_Your tasks_
• 1. In the passage about the yoga teacher, what makes him look perpetually awestruck? Answer in one to three sentences.
• 2. Continue the passage about the yoga teacher from the point where it stops.
— BEGIN Extract —
The yoga teacher was another David. He was a performer but one of the best teachers I’d had in the year or so I’d been practicing. After class the willowy women clustered round him as he plucked at his guitar. I had changed and was almost out the door when he called out to me.
‘Can I have a word?’ David said, trotting across the yoga studio.
He stood very close to me and looked me directly in the eyes. His own were bright and almost perfectly round, making him look perpetually awestruck. He was deeply tanned. His curls were good vibe antennae.
‘Great class, David.’ I said. ‘Thank you.’
‘No, thank you, man,’ he said. He paused, then said ‘Um, one thing, David. I need to talk to you mano a mano.’
‘Sure,’ I said. I didn’t have a clue what he might want to talk to me about.
David stepped even closer to me and lowered his voice. ‘I noticed an, um, well, I noticed a little welcome in class.’
I was baffled.
He saw the confusion on my face. ‘Yeah,’ he curled his finger and pointed down towards my crotch, then made air quotes. ‘A little welcome.’
I didn’t know what to say. And I still didn’t know what he meant.
— END Extract —
— BEGIN Raw records —
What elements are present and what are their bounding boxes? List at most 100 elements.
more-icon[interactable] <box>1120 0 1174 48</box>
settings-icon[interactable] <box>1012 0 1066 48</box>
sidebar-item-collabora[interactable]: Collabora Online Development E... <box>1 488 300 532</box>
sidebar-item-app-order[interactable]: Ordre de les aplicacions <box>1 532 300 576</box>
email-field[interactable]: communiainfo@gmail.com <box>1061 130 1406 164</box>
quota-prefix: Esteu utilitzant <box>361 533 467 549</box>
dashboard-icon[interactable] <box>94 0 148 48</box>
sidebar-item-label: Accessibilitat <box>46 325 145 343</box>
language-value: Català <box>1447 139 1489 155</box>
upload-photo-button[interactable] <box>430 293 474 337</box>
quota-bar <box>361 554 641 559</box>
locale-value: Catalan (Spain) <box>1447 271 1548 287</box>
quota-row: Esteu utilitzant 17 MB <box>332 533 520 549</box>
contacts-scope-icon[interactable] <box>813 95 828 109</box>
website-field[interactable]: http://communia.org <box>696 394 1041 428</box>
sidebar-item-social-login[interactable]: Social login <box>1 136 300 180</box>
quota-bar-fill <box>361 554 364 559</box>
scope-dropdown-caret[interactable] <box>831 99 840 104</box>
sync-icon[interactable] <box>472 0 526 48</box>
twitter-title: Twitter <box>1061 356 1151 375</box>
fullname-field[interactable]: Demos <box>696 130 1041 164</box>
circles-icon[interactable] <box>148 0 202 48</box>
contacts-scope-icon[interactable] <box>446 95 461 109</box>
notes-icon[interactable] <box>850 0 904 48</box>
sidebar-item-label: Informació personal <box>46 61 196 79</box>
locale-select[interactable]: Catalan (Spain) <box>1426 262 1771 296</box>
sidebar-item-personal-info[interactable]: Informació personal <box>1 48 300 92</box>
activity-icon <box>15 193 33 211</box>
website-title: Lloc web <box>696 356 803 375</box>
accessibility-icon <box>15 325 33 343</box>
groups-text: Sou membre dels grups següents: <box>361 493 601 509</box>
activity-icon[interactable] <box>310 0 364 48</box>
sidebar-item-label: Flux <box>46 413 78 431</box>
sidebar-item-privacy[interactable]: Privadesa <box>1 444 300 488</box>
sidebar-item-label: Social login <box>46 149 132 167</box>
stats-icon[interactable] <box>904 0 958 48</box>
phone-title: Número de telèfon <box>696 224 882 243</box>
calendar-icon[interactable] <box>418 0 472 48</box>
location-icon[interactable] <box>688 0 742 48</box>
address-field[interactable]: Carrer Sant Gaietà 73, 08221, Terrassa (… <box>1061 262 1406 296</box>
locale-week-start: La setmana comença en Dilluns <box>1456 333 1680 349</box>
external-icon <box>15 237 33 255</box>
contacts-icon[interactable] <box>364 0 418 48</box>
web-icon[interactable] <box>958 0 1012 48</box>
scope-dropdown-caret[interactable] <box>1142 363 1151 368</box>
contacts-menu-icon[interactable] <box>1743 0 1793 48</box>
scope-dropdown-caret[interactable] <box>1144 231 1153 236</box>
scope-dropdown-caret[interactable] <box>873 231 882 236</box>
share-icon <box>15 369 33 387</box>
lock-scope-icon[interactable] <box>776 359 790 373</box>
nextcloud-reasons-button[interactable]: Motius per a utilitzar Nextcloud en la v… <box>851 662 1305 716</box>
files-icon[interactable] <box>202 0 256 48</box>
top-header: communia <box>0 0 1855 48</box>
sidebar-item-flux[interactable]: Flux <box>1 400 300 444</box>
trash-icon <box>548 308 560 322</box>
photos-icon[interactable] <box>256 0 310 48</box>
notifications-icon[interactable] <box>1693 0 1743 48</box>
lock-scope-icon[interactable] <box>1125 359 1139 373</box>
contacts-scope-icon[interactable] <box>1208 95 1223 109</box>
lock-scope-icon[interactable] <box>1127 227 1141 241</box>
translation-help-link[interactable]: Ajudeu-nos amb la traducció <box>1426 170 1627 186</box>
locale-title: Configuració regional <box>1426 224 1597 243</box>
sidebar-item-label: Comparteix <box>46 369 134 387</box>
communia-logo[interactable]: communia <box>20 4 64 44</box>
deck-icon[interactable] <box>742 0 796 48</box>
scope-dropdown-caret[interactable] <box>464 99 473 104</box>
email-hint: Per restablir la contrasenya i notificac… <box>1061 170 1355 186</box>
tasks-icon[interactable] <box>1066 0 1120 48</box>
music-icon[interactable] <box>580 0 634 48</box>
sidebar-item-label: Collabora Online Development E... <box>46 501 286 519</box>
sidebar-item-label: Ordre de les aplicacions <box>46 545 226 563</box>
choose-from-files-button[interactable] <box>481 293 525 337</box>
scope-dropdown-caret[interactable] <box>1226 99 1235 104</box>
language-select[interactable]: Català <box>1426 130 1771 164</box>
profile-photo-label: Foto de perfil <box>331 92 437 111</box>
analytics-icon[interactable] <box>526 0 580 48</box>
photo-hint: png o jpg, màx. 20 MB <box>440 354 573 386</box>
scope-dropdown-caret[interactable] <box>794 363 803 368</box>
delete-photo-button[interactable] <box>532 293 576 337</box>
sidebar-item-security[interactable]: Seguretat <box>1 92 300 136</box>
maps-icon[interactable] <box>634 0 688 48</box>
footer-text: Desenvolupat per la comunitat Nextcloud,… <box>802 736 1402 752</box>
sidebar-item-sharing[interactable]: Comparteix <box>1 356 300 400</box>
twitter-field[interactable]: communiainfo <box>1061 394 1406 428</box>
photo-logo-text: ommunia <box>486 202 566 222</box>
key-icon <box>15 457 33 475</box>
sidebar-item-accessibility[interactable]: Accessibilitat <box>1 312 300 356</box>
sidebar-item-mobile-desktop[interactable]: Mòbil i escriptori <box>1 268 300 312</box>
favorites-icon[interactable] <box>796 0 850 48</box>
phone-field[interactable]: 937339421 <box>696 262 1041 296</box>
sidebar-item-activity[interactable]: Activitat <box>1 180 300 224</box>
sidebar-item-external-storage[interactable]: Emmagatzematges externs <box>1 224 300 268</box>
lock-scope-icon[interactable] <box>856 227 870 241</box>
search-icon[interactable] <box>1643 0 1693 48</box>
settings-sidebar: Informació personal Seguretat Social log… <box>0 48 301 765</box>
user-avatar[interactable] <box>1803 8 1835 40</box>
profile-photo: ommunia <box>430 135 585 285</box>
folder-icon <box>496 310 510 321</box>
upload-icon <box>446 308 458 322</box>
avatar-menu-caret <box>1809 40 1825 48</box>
— END Raw records —
_Answers given_
• 1. His eyes are bright and almost perfectly round, and that gives him a look of permanent awe.

• 2.
David blushed under his tan. ‘You need to wear tighter fitting underwear in class, man.’
‘Ah-hah, I see,’ I said, feeling myself blush. ‘I’m so sorry.’
‘Not a problem, dude. Have a hot shower when you get home and drink lots of water.’
‘I will. And thank you.’
Even now, when I think of the ‘little welcome’ I giggle. Those poor women. No wonder they didn’t exactly welcome me with open arms. I’ll always be grateful to David for putting me straight.
The story of the ‘little welcome’ is funny, I hope, but I tell it to make a serious point. Yoga is different for men than women.
I’ve now been practicing yoga for around nine years. It’s a major part of my life and I teach yoga for writers. I stuck with yoga because for some reason I still don’t quite understand I needed it. But many men try a class and give up. I think that’s a shame.
In the past few months I’ve had to take on rather more responsibility than I bargained for at this stage of my life. At the same time, the world has suddenly become a gloomier place thanks to the temper tantrums of big baby bully men who compensate for their fundamental impotence with greed, fear and hatred.
I’ve been thinking a lot about what it takes to be a decent man and how yoga might help. So when I saw that David Lurey, the guy with the balls to tell me to conceal my own, was offering Introduction to Yoga for Men workshops I thought it was a good time to ask him why now.
When did you get into yoga yourself and why, David?
It was back in 1995. I was a stressed-out food and beverages manager working in the hotel industry in San Francisco and partying hard. All that late night stuff. But one of my employees was training to be a yoga teacher and needed a guinea pig. I volunteered.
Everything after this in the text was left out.